- Quoted text

I’m pretty sure you all know the drill by now. Spoilers run rampant like an angry Wildling horde in this review, so read at your own discretion.
After over a season of teasing, plotting, and pillaging, the Wildlings finally reach Castle Black. Instead of continuing to expand and explore the show’s many character arcs, the penultimate episode of season 4, “The Watchers on the Wall,” keeps the spotlight on the brothers of the Night’s Watch and their scruffy foes. This change in structure may annoy viewers who were counting on catching up with other notable players, especially after last week’s horrifying cliffhanger. However, director Neil Marshall (the man responsible for Season 2’s spectacular “Blackwater” episode) returns to deliver one of the most impressive action sequences in modern television. Yes, we are all dying to see what happens to Tyrion (Peter Dinklage), but the showrunners definitely provide us with some great stuff to chew on while we wait one final, agonizing week for the season finale.

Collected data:
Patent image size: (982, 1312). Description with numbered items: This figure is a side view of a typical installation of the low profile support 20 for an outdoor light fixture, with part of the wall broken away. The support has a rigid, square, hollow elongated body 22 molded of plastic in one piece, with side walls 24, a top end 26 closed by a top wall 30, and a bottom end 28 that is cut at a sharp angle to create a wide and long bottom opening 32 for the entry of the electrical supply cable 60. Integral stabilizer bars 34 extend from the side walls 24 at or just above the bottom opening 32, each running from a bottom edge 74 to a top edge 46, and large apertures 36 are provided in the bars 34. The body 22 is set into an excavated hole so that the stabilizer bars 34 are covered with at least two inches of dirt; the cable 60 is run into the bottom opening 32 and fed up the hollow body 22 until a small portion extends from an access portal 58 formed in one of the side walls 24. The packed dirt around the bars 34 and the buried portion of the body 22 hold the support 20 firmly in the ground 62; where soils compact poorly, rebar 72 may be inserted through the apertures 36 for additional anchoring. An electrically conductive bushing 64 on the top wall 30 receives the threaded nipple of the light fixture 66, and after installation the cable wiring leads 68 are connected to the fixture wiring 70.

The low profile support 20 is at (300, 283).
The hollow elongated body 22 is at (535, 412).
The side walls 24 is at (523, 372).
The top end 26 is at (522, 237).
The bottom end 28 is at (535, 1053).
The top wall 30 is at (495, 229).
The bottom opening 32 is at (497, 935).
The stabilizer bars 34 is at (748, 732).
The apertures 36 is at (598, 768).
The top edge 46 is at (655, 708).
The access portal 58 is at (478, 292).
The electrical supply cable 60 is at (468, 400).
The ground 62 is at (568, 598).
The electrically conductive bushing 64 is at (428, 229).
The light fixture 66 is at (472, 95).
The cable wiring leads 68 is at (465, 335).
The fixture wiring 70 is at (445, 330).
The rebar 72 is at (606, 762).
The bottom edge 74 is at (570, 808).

- Tasks to carry out
**1.** Translate this sentence from the episode review into Spanish: "After over a season of teasing, plotting, and pillaging, the Wildlings finally reach Castle Black."
**2.** Summarize the episode review in two sentences.
**3.** Please carry on the episode review, starting after its last sentence.

- Answers for the exercise
**1.** Después de más de una temporada de provocaciones, conspiraciones y saqueos, los salvajes por fin llegan al Castillo Negro.

**2.** In "The Watchers on the Wall," the penultimate episode of season 4, the Wildlings reach Castle Black, and the episode keeps its focus on the Night's Watch and their foes instead of the show's other characters, which may annoy some viewers. Director Neil Marshall, who was responsible for Season 2's "Blackwater," returns to deliver one of the most impressive action sequences in modern television, giving viewers plenty to chew on before the season finale.

**3.**
For three seasons, Jon Snow (Kit Harington) has been presented to us as a quiet, brooding man with a burning desire to prove himself. Now, though, he has earned the respect of his peers and has become the bona-fide action hero of the Night’s Watch and, to some extent, the entire show. However, we’d be remiss if we didn’t mention Sam Tarly (John Bradley) and his growing role as someone who’s more than just the sidekick. Tarly finally has his own storyline and his own struggles, and it’s about damn time! He’s a prime example of a character who needed to come into his own, especially since his isolated act of heroism last season turned out to be a highlight of the series. Thankfully, there’s plenty of Sam Tarly in this week’s episode, suggesting that the show has finally decided to utilize his potential as a character. The gentle, kind, bookish Brother of the Watch has come quite a long way from the timid man we all knew from the first three seasons.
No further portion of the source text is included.